╔══

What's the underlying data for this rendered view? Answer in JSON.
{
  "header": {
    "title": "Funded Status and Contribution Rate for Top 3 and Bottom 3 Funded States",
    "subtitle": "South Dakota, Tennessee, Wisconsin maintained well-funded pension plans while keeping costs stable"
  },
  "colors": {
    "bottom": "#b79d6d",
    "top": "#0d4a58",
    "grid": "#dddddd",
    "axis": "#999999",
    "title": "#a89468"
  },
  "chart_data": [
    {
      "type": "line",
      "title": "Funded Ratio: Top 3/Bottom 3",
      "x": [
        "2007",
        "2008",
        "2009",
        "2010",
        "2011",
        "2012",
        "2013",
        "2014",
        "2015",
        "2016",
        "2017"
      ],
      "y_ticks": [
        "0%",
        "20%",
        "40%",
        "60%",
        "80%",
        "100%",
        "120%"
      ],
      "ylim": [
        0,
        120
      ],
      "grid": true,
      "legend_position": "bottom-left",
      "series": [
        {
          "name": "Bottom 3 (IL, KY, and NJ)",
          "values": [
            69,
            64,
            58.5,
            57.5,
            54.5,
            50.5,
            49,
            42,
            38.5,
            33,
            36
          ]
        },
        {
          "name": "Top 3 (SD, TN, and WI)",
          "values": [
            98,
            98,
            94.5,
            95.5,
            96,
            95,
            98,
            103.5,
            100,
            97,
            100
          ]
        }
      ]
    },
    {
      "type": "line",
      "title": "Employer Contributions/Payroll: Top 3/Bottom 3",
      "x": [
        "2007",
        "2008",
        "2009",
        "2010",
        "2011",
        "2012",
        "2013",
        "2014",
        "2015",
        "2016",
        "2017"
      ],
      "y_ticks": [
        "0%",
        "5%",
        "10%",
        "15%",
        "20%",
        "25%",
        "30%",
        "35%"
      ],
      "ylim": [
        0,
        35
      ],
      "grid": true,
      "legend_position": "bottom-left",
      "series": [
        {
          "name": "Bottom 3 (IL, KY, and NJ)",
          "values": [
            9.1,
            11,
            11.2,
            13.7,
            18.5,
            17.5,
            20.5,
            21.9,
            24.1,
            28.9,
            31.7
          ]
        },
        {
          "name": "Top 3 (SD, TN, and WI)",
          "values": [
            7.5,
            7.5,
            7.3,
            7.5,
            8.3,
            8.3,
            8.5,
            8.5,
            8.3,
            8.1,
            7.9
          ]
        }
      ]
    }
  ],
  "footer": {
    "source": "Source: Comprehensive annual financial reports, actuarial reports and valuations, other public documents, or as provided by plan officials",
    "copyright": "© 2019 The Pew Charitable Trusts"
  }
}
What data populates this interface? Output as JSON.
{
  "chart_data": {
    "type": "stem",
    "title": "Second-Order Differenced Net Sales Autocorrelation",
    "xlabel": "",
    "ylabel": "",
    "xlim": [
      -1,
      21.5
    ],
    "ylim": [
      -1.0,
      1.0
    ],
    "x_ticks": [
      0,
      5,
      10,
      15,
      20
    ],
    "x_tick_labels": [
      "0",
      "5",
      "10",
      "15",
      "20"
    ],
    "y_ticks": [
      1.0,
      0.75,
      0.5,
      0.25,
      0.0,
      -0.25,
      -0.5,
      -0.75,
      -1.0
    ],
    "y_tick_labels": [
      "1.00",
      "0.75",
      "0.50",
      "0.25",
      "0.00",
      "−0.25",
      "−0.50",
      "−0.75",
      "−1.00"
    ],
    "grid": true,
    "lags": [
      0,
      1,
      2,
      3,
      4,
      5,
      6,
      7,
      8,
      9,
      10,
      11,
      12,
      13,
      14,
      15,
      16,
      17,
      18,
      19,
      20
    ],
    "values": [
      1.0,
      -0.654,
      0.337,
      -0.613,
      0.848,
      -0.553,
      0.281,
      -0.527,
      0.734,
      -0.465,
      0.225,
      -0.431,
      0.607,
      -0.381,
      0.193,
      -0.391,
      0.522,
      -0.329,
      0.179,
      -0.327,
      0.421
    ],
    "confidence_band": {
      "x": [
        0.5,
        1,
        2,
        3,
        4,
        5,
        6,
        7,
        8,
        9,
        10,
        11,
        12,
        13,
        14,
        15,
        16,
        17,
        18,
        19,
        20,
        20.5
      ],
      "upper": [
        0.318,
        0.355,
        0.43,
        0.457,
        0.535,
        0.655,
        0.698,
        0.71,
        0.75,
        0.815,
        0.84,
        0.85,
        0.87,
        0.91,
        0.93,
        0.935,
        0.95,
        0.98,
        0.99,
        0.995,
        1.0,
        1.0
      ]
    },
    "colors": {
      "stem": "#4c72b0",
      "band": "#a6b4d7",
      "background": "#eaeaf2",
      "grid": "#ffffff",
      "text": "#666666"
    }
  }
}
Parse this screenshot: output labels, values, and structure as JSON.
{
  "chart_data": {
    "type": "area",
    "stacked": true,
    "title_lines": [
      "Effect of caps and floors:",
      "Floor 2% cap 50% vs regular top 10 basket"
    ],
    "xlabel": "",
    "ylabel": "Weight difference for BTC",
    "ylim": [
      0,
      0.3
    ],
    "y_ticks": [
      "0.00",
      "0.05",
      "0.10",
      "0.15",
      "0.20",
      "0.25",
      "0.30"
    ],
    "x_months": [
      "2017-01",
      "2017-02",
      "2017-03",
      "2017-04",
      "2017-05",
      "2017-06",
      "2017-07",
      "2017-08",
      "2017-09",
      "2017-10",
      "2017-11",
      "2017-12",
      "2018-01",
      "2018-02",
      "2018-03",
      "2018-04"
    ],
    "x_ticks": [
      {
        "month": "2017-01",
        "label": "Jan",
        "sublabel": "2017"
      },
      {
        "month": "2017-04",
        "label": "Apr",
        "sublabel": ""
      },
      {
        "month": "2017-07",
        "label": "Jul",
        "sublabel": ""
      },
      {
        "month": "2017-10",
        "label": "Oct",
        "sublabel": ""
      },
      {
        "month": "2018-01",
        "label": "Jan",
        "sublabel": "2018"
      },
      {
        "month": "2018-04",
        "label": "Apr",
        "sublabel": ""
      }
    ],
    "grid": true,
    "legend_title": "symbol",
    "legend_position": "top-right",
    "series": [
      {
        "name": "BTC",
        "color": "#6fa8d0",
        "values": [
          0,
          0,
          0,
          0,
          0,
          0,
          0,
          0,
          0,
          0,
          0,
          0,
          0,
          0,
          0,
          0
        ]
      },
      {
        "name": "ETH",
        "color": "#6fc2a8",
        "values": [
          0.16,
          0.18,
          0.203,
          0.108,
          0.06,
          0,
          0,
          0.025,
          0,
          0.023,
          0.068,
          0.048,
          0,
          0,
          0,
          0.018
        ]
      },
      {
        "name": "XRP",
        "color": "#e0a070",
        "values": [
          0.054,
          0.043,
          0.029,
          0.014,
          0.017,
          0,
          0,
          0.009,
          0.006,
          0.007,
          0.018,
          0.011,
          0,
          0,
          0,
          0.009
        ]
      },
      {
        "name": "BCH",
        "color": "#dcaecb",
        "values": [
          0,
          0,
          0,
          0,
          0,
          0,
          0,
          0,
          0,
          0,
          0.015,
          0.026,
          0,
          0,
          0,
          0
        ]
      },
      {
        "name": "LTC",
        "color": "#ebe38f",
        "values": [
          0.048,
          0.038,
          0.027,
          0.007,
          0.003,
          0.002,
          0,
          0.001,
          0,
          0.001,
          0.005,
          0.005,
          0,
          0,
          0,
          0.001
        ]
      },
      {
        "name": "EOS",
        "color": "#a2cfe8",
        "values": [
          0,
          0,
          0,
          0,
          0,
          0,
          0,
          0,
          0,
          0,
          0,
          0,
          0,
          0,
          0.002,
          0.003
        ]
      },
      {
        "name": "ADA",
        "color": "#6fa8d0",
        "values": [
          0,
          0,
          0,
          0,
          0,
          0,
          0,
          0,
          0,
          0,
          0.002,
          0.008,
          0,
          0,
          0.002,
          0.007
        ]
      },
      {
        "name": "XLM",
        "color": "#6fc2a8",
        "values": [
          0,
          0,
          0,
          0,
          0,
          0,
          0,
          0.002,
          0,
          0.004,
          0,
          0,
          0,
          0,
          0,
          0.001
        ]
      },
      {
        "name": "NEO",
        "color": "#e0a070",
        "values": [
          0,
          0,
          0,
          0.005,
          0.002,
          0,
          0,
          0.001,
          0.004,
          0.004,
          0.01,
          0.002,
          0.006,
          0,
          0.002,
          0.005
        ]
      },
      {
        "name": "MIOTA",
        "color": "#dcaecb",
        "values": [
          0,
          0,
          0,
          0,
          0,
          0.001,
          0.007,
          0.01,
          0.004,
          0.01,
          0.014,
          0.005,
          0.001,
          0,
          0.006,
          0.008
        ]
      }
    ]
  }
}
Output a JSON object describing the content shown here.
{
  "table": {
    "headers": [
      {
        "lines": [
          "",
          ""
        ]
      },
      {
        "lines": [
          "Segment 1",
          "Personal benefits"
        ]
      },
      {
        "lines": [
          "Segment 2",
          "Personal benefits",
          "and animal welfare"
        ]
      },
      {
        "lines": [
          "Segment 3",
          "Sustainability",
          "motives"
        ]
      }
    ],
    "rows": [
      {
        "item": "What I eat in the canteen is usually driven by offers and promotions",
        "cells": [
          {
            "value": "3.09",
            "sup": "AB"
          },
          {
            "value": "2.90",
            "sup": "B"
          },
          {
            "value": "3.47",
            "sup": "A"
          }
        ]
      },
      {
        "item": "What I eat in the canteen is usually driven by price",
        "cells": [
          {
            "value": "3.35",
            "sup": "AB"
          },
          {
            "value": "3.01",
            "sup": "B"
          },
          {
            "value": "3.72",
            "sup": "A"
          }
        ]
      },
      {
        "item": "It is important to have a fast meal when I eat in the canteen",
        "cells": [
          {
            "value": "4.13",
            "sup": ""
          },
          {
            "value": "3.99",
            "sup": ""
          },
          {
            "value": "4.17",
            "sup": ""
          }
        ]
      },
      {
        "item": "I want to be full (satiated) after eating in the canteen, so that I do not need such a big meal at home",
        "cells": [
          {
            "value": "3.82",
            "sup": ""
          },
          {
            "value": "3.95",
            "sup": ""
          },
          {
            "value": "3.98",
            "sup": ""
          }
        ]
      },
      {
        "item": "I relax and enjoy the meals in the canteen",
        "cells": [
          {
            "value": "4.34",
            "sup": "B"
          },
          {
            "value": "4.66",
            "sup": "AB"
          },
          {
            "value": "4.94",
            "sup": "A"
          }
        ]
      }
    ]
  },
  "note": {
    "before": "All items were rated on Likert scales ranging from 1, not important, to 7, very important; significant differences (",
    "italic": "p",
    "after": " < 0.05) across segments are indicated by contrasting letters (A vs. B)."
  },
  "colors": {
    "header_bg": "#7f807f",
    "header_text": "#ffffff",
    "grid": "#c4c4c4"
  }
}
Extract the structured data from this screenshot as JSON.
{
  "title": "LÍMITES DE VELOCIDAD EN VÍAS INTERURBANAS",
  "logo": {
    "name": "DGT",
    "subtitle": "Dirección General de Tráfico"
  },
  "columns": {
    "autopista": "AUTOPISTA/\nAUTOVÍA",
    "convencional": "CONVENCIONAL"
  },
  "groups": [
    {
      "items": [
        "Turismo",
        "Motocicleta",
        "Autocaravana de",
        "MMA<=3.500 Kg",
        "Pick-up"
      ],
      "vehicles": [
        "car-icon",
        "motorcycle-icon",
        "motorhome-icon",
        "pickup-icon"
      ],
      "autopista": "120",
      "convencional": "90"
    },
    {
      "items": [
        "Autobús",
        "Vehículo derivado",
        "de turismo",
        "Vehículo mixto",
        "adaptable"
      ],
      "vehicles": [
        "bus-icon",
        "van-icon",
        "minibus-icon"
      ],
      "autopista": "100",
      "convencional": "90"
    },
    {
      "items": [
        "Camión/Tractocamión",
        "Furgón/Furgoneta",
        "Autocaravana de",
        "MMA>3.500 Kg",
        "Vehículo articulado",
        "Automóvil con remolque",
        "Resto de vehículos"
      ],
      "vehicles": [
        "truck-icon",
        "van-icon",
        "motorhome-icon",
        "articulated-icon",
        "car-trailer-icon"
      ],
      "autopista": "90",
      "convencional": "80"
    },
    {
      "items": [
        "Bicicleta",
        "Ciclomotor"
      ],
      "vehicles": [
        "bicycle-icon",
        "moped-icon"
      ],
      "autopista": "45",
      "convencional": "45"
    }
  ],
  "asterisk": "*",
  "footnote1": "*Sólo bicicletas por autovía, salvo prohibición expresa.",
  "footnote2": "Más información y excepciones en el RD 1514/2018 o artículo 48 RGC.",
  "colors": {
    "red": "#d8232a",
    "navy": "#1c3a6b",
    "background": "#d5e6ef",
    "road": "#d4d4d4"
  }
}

╚══

Stated goal => Using the entries above, return each line that includes the word "What".

The response =>
What's the underlying data for this rendered view? Answer in JSON.
What data populates this interface? Output as JSON.
        "item": "What I eat in the canteen is usually driven by offers and promotions",
        "item": "What I eat in the canteen is usually driven by price",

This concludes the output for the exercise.